[Dataset rows]

####################

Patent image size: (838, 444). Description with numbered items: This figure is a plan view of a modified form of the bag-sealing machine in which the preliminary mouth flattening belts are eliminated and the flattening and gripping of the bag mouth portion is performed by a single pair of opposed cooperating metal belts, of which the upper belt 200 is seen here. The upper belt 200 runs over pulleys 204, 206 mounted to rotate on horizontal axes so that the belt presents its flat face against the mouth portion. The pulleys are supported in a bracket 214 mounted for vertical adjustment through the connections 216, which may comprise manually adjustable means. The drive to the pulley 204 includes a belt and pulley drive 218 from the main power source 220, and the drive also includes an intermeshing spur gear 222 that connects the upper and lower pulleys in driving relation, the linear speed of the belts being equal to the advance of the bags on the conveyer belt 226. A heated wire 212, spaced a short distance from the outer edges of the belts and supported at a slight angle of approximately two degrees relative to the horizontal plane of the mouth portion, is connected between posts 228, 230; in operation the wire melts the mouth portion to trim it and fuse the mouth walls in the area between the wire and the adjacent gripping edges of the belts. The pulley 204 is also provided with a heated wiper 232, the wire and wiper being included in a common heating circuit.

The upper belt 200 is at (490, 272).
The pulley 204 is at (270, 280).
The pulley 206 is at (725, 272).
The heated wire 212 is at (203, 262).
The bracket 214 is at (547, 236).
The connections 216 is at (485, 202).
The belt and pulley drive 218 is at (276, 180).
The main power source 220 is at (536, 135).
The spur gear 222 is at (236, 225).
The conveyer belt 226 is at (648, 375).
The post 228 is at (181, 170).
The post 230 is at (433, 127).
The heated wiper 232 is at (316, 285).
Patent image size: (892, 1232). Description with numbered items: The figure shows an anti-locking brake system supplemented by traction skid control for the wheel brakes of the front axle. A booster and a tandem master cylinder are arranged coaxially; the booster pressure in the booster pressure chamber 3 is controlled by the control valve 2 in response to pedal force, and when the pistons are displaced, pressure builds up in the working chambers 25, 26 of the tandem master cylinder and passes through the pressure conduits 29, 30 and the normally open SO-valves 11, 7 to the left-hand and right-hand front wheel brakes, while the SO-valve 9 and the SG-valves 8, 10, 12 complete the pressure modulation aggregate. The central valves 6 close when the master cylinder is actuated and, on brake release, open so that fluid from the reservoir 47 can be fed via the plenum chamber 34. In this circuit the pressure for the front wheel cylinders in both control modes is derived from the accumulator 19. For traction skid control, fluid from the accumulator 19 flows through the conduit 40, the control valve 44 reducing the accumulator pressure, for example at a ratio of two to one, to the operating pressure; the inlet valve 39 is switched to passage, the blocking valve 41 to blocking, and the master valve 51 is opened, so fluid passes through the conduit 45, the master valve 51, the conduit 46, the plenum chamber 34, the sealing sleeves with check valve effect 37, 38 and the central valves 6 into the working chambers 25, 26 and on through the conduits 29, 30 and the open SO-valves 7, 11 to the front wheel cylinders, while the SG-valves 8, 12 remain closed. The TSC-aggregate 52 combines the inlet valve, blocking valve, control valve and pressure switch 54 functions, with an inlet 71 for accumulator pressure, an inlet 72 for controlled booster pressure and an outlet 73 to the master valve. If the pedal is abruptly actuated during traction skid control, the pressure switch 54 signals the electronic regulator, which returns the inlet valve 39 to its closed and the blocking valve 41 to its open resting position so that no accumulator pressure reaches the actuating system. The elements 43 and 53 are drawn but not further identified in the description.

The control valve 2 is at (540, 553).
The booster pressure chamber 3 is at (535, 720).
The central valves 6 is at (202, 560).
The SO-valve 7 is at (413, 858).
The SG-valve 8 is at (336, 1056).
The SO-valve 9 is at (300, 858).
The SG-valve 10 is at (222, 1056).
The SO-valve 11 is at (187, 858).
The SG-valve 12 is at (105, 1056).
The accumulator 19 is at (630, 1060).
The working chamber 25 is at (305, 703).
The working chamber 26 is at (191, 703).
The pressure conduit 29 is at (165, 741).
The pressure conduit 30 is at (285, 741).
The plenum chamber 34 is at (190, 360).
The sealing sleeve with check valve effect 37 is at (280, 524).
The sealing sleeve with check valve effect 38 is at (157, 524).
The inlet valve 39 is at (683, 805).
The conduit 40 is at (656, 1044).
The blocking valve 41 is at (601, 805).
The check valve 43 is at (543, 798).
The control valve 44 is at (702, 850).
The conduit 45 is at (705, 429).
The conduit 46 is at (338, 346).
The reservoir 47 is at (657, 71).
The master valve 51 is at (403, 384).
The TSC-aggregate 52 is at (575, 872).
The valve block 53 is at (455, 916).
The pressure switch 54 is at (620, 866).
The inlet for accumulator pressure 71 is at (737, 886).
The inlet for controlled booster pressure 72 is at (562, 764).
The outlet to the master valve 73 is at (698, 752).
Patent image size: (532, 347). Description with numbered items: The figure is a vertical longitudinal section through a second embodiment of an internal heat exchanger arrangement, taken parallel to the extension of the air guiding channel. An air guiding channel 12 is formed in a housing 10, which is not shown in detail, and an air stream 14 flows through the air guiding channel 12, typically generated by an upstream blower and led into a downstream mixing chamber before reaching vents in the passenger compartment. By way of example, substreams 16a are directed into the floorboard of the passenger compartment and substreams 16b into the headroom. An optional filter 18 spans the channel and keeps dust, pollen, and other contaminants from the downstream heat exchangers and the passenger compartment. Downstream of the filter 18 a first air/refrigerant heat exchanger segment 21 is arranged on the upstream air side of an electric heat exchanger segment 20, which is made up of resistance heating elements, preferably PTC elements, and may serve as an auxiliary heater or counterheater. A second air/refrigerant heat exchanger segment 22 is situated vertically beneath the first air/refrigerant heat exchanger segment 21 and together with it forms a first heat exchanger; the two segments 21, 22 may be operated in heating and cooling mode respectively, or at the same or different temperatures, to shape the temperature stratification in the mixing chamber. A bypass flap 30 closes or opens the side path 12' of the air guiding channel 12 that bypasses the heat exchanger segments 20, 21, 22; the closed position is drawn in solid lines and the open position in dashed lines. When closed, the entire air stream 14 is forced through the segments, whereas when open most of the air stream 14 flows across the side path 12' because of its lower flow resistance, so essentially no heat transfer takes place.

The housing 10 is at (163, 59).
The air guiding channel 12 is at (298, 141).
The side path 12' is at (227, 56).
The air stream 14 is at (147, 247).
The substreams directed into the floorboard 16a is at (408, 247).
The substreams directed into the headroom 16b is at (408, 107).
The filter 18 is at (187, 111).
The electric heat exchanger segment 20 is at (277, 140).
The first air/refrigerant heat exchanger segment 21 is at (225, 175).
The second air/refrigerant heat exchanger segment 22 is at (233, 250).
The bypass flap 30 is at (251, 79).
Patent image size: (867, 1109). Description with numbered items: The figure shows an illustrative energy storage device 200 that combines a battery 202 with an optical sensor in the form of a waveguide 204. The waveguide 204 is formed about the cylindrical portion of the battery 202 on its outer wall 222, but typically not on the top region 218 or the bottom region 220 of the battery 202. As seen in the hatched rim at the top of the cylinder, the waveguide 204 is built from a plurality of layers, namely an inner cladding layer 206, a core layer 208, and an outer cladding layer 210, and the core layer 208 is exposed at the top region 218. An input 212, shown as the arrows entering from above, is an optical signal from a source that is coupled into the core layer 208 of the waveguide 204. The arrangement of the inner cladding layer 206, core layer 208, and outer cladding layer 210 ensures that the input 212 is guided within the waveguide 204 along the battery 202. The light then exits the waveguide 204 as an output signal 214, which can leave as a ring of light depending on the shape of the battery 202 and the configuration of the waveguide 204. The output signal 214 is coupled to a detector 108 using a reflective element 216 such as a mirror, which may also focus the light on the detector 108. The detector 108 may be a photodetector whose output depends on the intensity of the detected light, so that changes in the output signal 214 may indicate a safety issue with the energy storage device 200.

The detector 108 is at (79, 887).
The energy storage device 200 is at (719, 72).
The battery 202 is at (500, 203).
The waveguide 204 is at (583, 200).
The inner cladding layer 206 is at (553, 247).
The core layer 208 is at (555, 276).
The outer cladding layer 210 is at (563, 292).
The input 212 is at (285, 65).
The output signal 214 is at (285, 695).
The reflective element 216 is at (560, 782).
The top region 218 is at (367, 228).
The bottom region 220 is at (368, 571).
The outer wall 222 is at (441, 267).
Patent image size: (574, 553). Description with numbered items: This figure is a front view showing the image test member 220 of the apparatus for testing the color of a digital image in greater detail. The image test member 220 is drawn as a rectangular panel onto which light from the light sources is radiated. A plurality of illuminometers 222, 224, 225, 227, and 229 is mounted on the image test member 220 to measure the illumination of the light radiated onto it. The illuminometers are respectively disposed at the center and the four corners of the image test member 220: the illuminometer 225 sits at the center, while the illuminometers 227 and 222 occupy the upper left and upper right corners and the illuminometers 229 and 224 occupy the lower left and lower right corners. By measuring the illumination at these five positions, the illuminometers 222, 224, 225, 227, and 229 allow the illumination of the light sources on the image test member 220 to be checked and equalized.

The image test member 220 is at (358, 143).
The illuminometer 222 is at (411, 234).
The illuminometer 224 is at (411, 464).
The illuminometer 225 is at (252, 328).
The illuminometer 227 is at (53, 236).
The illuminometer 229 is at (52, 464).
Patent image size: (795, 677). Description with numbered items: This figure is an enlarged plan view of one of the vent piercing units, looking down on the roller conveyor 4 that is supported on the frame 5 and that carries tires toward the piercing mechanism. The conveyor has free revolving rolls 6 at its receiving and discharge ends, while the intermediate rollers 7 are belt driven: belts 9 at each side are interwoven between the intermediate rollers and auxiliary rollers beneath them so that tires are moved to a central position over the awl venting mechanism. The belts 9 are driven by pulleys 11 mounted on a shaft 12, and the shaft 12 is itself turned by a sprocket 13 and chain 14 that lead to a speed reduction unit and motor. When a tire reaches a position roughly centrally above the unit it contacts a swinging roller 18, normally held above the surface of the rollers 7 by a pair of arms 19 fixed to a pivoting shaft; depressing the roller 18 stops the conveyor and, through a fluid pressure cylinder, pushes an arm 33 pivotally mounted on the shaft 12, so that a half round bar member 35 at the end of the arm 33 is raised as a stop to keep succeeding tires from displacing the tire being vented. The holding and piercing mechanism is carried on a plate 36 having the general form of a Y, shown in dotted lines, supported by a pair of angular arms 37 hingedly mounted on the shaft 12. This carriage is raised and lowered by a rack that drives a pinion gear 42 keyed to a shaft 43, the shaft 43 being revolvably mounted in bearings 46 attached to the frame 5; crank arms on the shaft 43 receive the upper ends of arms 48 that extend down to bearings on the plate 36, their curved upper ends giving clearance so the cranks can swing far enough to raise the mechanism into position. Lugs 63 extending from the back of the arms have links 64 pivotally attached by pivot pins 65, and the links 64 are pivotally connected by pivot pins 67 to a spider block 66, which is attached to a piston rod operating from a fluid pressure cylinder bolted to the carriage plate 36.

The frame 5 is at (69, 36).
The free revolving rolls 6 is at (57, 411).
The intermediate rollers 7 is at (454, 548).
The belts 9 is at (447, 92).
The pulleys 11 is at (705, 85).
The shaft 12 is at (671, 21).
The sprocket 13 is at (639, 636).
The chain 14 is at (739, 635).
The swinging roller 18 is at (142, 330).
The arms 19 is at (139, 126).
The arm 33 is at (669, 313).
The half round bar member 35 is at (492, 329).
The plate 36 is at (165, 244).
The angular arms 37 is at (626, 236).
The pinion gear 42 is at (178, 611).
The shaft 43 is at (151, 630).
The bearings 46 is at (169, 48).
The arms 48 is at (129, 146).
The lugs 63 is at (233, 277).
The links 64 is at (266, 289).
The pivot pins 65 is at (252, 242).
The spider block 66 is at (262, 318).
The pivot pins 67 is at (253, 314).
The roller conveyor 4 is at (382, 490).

####################

Copy out the items word for word, from the line with "Patent image size: (574, 553)." through the line with "The image test member 220 is at (358, 143).", including both of those lines.

▶ **The completed task**:
Patent image size: (574, 553). Description with numbered items: This figure is a front view showing the image test member 220 of the apparatus for testing the color of a digital image in greater detail. The image test member 220 is drawn as a rectangular panel onto which light from the light sources is radiated. A plurality of illuminometers 222, 224, 225, 227, and 229 is mounted on the image test member 220 to measure the illumination of the light radiated onto it. The illuminometers are respectively disposed at the center and the four corners of the image test member 220: the illuminometer 225 sits at the center, while the illuminometers 227 and 222 occupy the upper left and upper right corners and the illuminometers 229 and 224 occupy the lower left and lower right corners. By measuring the illumination at these five positions, the illuminometers 222, 224, 225, 227, and 229 allow the illumination of the light sources on the image test member 220 to be checked and equalized.

The image test member 220 is at (358, 143).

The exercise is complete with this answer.